Exercise directions
Print all entries word for word.

Data

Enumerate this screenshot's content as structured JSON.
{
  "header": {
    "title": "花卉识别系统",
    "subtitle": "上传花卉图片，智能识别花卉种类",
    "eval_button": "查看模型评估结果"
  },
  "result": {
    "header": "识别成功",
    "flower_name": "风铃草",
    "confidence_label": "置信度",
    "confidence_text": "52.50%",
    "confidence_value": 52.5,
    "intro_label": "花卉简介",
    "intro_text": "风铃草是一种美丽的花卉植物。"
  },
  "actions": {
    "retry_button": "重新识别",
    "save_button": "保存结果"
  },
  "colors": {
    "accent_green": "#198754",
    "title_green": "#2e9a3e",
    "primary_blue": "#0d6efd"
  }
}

Result of the exercise
Enumerate this screenshot's content as structured JSON.
{
  "header": {
    "title": "花卉识别系统",
    "subtitle": "上传花卉图片，智能识别花卉种类",
    "eval_button": "查看模型评估结果"
  },
  "result": {
    "header": "识别成功",
    "flower_name": "风铃草",
    "confidence_label": "置信度",
    "confidence_text": "52.50%",
    "confidence_value": 52.5,
    "intro_label": "花卉简介",
    "intro_text": "风铃草是一种美丽的花卉植物。"
  },
  "actions": {
    "retry_button": "重新识别",
    "save_button": "保存结果"
  },
  "colors": {
    "accent_green": "#198754",
    "title_green": "#2e9a3e",
    "primary_blue": "#0d6efd"
  }
}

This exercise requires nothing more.